TASK TO COMPLETE >>
Read the lines that follow and pick out every one containing the word "revealed".

[Stored data]
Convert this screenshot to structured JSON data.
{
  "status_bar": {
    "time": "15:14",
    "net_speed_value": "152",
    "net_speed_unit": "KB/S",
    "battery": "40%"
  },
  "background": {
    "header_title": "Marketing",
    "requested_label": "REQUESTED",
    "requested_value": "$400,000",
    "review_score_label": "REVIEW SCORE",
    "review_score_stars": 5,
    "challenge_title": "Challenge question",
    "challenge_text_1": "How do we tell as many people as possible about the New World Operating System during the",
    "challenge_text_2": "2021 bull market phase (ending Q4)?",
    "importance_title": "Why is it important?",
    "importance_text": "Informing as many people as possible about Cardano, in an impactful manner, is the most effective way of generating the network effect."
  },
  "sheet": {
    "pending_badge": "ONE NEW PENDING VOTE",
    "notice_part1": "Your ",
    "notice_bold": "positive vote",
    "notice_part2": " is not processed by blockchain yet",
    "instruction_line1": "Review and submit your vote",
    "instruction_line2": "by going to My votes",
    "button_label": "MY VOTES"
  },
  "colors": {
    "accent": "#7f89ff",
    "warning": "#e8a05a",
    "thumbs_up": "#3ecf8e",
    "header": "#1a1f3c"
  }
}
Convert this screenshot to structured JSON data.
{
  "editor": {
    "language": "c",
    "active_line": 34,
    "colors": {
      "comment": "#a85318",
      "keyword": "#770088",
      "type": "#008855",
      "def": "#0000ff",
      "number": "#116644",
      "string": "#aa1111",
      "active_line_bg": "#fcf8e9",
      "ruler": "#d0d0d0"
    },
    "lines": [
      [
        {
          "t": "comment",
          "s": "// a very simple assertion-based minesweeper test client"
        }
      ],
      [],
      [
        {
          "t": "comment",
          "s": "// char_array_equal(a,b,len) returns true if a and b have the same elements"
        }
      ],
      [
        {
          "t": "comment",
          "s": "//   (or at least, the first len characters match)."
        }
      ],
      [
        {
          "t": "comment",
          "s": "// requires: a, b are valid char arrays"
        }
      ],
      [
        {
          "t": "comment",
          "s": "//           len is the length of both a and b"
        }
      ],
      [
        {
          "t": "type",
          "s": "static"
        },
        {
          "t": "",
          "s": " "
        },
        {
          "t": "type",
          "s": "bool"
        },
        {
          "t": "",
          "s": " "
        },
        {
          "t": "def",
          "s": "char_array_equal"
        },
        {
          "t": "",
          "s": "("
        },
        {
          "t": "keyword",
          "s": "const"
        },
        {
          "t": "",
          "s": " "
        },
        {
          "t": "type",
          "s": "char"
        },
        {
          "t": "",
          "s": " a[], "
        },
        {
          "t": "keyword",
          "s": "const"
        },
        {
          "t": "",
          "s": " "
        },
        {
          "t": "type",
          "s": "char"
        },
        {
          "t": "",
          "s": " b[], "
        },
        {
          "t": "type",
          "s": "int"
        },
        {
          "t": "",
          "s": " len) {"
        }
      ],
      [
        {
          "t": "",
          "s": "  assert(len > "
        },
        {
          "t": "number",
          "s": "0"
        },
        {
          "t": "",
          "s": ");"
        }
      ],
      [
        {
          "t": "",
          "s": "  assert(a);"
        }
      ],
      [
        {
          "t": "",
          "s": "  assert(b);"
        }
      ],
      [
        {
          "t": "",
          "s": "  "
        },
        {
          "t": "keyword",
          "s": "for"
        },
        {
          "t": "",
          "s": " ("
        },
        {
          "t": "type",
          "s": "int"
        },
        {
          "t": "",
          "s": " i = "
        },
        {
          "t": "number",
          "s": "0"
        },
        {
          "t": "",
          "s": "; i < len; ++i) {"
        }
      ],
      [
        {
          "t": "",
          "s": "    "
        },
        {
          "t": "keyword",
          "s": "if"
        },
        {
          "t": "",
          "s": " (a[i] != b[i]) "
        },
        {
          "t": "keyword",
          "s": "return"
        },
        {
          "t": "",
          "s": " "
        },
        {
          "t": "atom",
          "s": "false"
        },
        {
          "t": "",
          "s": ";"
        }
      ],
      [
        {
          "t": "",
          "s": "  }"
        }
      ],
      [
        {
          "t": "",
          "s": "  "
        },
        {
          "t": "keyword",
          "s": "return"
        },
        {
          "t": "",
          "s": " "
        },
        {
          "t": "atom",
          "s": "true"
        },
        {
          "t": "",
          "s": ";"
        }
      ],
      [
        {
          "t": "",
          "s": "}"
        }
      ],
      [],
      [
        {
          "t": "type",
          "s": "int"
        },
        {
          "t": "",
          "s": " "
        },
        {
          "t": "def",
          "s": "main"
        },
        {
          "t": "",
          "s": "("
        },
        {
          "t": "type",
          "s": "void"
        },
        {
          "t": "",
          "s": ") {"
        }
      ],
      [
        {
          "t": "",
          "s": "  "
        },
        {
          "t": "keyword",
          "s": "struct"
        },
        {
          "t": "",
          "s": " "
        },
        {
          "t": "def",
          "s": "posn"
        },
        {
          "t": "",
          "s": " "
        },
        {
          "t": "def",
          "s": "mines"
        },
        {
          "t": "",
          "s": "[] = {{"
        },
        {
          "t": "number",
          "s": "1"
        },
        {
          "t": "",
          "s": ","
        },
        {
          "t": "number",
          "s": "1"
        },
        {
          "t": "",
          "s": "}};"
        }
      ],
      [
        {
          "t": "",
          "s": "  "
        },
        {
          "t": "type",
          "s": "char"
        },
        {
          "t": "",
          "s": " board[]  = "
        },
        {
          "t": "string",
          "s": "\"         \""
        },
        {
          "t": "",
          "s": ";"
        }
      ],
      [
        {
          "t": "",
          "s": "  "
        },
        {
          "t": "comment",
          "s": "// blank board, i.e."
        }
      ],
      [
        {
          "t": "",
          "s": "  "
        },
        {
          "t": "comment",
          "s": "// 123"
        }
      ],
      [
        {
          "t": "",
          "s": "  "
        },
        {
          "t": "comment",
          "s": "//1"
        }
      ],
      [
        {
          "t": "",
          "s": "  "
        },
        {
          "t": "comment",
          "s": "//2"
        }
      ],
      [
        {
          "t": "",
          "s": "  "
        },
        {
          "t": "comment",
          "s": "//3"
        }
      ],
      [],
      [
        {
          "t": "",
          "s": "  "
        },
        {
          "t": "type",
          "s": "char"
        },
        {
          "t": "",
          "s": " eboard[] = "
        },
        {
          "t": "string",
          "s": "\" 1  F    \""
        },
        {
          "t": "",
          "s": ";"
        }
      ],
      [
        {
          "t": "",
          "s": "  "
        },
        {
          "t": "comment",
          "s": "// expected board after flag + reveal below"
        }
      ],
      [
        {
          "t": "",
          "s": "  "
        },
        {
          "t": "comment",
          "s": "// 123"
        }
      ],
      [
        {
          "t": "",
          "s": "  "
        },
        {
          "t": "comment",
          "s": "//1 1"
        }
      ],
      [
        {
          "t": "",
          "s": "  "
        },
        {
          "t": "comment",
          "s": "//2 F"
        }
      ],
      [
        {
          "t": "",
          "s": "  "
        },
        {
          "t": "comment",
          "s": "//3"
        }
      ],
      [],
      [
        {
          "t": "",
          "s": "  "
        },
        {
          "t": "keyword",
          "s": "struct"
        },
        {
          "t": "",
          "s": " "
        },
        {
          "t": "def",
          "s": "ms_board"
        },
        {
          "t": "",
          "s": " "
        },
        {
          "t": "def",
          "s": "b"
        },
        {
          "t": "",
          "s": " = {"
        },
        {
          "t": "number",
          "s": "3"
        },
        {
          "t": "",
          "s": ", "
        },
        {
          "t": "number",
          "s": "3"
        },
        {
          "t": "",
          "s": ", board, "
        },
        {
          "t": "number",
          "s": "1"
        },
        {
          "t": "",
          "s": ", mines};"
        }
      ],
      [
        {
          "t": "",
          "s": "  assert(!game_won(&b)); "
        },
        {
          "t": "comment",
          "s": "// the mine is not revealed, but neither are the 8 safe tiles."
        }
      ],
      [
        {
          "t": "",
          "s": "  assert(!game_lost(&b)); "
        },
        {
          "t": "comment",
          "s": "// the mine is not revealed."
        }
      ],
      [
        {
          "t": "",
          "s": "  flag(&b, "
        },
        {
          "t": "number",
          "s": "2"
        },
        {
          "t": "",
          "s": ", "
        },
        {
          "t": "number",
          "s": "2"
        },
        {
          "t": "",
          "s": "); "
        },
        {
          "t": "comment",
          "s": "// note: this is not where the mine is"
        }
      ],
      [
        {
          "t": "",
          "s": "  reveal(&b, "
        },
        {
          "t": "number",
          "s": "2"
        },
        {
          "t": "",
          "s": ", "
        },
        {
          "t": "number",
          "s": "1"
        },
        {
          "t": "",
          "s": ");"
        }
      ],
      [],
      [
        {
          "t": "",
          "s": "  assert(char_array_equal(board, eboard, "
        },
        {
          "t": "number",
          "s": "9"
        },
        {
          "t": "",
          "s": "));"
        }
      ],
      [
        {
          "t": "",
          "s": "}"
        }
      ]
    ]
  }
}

SOLUTION FOR THIS PROBLEM >>
          "s": "// the mine is not revealed, but neither are the 8 safe tiles."
          "s": "// the mine is not revealed."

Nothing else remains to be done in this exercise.